**Exercise:**
Scan the material that follows. Copy every line containing the word "train".
··· Data provided
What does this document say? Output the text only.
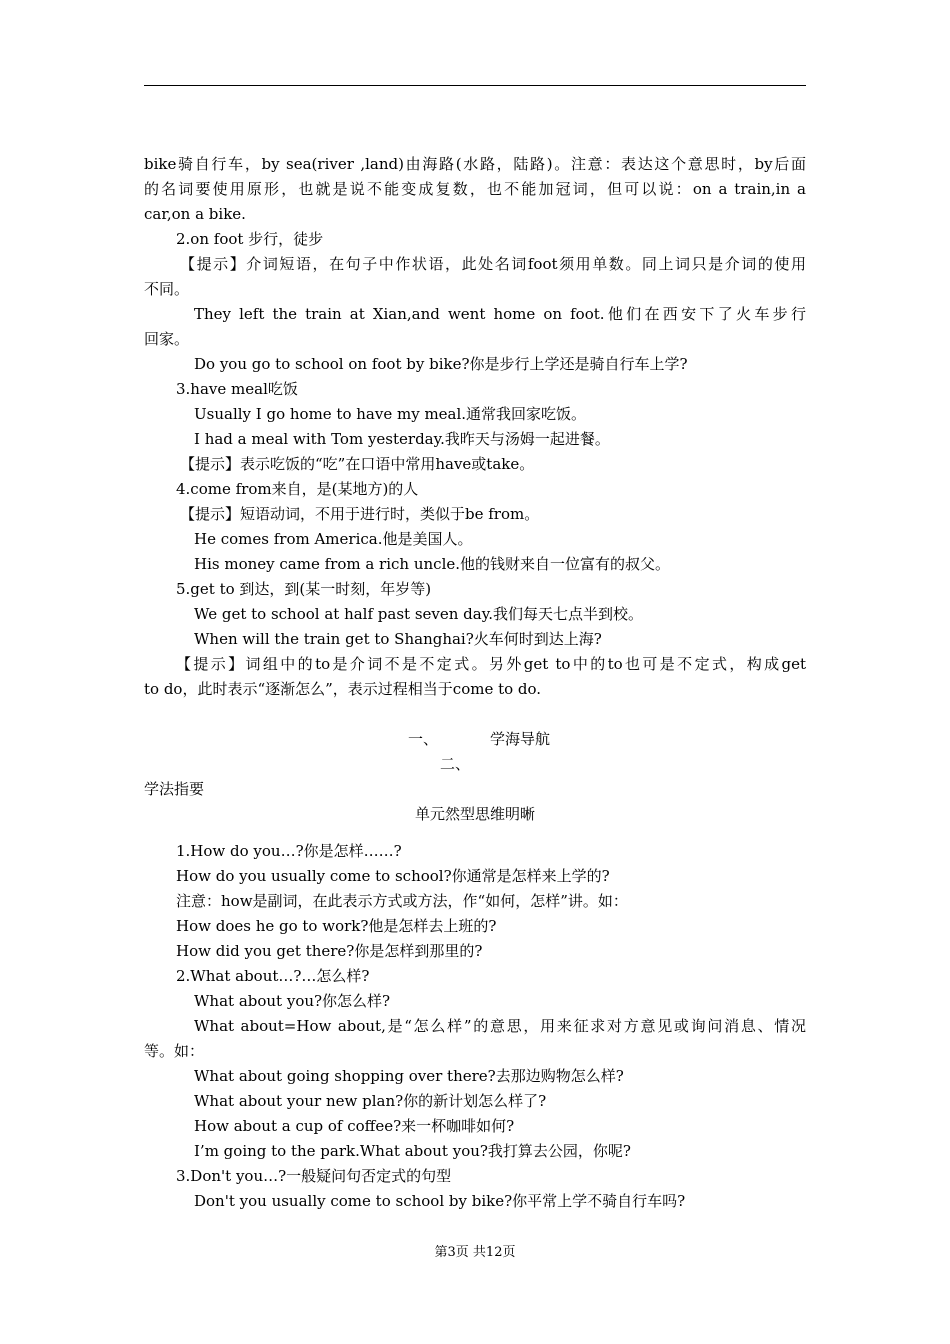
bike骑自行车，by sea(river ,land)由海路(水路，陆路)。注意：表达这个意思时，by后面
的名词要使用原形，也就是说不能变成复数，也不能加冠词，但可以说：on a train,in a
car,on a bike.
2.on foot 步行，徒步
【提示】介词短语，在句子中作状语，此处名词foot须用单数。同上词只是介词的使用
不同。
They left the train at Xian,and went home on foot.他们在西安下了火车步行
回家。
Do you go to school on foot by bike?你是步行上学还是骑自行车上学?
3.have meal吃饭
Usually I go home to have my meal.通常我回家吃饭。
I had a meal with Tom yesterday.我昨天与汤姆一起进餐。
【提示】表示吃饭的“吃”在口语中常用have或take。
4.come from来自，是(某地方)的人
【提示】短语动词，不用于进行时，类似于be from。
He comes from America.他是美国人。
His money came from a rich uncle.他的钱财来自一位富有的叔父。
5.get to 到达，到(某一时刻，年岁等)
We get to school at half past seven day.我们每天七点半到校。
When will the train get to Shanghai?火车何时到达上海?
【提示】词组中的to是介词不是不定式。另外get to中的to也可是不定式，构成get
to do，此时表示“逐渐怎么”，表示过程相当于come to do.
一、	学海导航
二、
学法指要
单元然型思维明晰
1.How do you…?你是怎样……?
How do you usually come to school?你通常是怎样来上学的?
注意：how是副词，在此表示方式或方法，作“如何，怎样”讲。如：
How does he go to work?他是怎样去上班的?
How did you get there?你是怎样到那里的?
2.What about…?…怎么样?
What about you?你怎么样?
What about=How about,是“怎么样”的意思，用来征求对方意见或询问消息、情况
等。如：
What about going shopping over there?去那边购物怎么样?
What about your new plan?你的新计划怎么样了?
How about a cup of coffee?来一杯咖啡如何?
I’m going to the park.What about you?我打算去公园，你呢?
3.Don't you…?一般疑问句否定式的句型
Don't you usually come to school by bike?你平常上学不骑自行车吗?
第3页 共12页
······
**Response for this exercise:**
的名词要使用原形，也就是说不能变成复数，也不能加冠词，但可以说：on a train,in a
They left the train at Xian,and went home on foot.他们在西安下了火车步行
When will the train get to Shanghai?火车何时到达上海?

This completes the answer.